• What needs to be done: Using the abstract on prostaglandin E2 and calcium channels, decide whether each statement agrees with it, answering yes or no and quoting the deciding words: (a) The selective EP2 agonist butaprostol mimicked the inhibition by PGE2. (b) Pretreatment with pertussis toxin greatly reduced the PGE2-induced inhibition of Ba2+ currents. (c) At 1 μM, PGE2 significantly inhibited N-type currents.
Extracted text Start Marker
Inhibition of voltage-dependent calcium channels by prostaglandin E2 in rat melanotrophs

The effects of PGE, on voltage-dependent Ca2+ channel currents were studied in dissociated rat melanotrophs by the whole-cell configuration of the patch-clamp technique. In about 90% of melanotrophs examined, PGE(2) reversibly inhibited voltage-dependent Ba2+ currents elicited by voltage steps from a holding potential of -80 to 0 mV, with an ED50 of 68 nM. The maximum inhibition of Ba2+ currents by 1 mu M PGE(2) (35.3%) was comparable with that by the maximally effective concentration (100 nM) of dopamine. The EP1/EP3 PGE (EP) agonists, 17PT-PGE(2) and sulprostone, and the EP2/EP3 agonist, misoprostol, mimicked the inhibition by PGE(2), whereas the selective EP2 agonist, butaprostol, had little effect. The inhibition by PGE(2) was partially, but significantly, reduced by the selective EP1 antagonist, SC-51322. The magnitude of the PGE(2)-induced inhibition of Ba2+ currents was greatly reduced by pretreatment with pertussis toxin, or by a depolarizing prepulse, to +80 mV, lasting for 50 msec. Although four distinct types (N-, P/Q-, L-, and R-types) of high-threshold Ba2+ currents were observed, PGE(2) (1 mu M) caused significant inhibition of only P/Q- and L-type currents, which were 17.3 and 10.1%, respectively, of the total Ba2+ currents. These results suggest that PGE(2) inhibits P/Q- and L-type Ca2+ channels of rat melanotrophs via EP1 and EP3 receptors, which are coupled to pertussis toxin-sensitive G proteins, and produces both voltage-sensitive and -insensitive inhibition of Ca2+ channels.
Extracted text End Marker
Source information Start Marker
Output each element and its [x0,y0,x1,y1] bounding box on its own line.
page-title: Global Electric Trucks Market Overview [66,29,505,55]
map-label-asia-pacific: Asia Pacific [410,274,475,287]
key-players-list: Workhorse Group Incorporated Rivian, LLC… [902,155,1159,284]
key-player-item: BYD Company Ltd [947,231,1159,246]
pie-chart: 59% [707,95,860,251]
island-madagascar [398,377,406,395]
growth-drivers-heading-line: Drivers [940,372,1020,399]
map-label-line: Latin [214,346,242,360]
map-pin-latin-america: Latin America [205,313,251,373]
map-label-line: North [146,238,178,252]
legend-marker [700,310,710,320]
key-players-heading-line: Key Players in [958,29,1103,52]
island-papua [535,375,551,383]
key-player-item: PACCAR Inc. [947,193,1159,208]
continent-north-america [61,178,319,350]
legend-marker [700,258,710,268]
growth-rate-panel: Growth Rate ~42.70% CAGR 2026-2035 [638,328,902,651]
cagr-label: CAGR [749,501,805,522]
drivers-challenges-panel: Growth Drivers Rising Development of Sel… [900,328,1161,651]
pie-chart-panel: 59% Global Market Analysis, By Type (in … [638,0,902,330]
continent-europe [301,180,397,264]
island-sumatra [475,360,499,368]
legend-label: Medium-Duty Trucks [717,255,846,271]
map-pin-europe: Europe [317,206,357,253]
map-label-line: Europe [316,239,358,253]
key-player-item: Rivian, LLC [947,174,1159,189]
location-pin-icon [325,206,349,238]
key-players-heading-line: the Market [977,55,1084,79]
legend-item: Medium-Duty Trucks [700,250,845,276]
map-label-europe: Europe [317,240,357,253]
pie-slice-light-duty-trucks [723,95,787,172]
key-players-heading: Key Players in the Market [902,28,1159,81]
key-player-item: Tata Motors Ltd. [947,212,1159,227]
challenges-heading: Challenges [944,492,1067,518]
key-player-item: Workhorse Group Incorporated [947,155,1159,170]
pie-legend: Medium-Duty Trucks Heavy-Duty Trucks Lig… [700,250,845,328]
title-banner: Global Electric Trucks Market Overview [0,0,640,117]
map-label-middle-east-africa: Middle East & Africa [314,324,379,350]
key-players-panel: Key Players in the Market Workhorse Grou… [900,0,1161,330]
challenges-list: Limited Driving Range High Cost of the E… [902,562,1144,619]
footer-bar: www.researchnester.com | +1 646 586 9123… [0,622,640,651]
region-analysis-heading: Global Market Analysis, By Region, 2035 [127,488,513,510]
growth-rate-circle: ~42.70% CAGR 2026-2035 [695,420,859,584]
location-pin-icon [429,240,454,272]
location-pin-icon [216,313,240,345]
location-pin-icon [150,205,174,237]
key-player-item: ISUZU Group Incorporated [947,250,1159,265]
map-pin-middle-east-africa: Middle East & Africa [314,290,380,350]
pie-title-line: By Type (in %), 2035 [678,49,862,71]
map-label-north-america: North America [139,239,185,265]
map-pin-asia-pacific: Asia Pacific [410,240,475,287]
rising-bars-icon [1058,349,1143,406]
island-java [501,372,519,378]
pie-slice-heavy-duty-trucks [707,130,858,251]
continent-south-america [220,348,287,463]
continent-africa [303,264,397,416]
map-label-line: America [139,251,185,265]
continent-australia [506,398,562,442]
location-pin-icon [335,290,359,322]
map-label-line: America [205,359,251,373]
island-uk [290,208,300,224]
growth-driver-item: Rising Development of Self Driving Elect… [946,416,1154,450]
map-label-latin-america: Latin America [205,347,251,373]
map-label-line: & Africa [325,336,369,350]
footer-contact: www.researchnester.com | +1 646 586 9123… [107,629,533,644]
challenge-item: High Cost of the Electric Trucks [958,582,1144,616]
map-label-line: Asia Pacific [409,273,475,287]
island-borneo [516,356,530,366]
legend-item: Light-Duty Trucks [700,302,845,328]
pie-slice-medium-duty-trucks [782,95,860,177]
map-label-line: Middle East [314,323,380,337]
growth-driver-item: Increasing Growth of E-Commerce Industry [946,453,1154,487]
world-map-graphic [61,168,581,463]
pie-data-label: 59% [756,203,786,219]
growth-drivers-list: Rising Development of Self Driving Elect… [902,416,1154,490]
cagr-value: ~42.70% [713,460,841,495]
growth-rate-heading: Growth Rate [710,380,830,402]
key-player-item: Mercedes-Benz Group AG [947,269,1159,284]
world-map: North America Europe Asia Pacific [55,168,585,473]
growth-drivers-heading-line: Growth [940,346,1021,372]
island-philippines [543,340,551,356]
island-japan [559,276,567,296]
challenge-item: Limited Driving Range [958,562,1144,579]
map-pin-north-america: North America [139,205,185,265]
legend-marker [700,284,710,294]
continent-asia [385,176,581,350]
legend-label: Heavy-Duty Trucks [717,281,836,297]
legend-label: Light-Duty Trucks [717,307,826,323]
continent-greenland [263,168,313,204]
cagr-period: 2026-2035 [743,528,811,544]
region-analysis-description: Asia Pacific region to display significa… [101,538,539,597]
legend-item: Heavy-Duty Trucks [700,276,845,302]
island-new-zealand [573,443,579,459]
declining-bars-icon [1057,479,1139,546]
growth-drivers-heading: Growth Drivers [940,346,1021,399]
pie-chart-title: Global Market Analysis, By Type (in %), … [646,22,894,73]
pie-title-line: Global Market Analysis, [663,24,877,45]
Source information End Marker
• Answer to this problem:
(a) No: "whereas the selective EP2 agonist, butaprostol, had little effect."
(b) Yes: "The magnitude of the PGE(2)-induced inhibition of Ba2+ currents was greatly reduced by pretreatment with pertussis toxin"
(c) No: "PGE(2) (1 mu M) caused significant inhibition of only P/Q- and L-type currents"